--- Record set ---
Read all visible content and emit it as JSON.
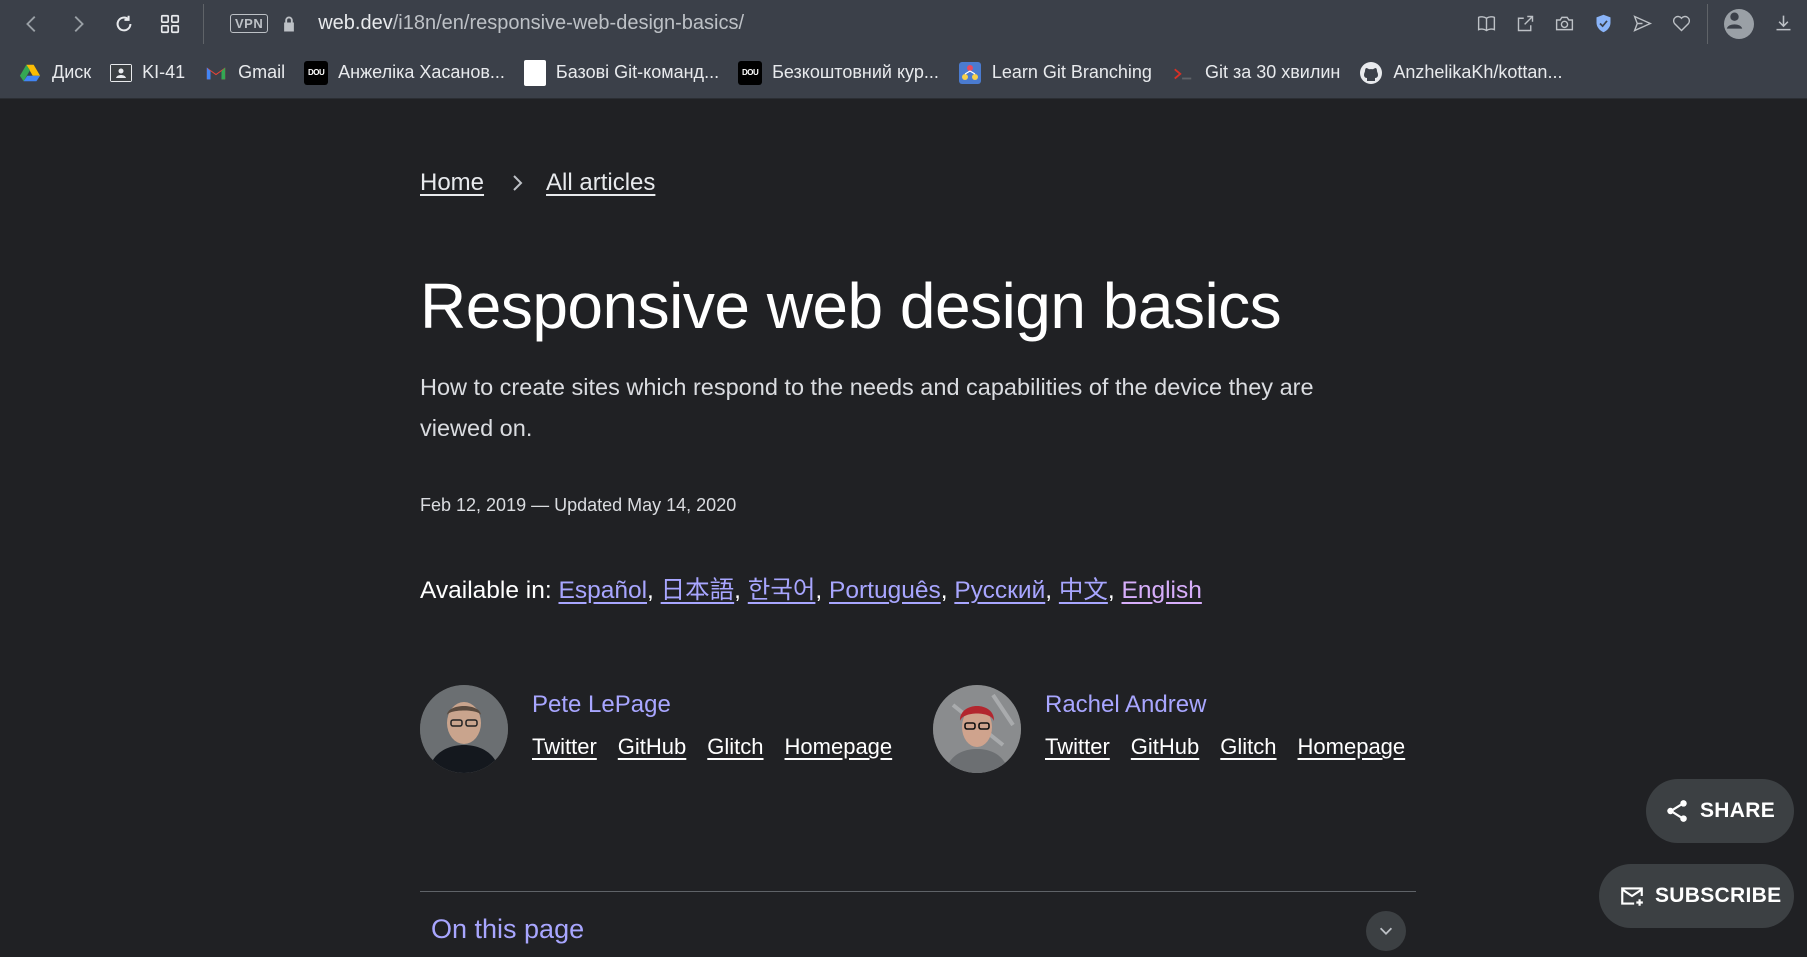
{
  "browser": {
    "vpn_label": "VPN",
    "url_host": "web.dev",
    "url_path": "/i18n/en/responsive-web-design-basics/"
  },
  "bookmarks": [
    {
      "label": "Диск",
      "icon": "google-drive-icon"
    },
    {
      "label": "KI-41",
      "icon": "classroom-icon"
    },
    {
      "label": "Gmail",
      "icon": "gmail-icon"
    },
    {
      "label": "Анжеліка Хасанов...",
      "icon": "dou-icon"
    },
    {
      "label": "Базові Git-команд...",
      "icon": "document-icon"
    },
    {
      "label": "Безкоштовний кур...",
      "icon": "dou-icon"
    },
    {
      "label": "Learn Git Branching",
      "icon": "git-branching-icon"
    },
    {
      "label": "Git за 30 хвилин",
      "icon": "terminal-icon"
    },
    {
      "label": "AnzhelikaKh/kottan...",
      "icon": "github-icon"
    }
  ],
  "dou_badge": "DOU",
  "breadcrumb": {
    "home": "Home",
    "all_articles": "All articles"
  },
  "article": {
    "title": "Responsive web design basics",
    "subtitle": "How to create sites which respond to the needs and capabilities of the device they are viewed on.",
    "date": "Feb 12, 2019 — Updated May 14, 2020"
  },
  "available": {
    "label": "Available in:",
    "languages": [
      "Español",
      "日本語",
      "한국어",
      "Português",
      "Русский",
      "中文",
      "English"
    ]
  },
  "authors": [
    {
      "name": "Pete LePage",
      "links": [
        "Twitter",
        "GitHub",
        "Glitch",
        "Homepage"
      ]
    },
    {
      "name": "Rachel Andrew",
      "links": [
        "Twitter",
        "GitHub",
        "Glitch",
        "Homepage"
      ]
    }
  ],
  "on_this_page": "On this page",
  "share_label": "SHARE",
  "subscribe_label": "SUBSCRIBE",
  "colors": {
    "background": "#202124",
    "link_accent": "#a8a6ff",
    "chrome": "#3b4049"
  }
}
---
Go through the listing above and list every line that has the word "design".

    "url_path": "/i18n/en/responsive-web-design-basics/"
    "title": "Responsive web design basics",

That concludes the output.